Given exercise:
Report each line of the data that has "document" somewhere in it.

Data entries

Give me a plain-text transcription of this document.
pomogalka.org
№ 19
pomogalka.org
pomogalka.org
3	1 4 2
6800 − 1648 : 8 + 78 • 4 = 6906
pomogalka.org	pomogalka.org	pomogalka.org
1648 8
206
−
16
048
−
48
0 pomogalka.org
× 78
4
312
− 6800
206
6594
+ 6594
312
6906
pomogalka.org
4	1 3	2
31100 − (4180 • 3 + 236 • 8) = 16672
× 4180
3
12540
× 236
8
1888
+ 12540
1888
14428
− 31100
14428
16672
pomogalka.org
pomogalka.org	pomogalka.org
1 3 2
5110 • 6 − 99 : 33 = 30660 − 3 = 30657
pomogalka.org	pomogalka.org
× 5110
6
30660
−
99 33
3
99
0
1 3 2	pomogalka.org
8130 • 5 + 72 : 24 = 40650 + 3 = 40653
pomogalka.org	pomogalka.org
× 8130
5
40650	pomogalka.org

==

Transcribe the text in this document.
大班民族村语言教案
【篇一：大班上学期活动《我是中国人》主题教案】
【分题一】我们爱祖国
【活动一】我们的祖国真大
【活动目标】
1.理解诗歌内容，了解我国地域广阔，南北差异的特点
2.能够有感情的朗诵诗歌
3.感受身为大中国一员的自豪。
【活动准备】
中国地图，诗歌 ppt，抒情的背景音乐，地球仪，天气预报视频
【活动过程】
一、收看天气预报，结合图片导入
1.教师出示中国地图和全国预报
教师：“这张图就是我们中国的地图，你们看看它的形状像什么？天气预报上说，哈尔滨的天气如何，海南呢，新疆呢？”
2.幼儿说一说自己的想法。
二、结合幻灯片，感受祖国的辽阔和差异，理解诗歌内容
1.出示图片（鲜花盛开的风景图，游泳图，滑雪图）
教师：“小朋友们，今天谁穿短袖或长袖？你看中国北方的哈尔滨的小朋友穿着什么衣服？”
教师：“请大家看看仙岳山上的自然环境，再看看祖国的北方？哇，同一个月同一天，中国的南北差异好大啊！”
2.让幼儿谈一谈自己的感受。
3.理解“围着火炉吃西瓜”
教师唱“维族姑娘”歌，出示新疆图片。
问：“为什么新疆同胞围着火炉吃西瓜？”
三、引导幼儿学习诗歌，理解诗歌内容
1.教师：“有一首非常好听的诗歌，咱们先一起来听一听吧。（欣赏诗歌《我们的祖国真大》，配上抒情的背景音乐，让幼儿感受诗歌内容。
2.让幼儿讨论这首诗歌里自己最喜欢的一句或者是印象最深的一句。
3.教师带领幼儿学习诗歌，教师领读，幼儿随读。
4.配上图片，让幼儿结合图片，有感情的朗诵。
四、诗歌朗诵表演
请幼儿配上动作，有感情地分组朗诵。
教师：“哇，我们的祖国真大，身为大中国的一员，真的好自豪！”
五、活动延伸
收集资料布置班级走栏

Answer:
Give me a plain-text transcription of this document.
Transcribe the text in this document.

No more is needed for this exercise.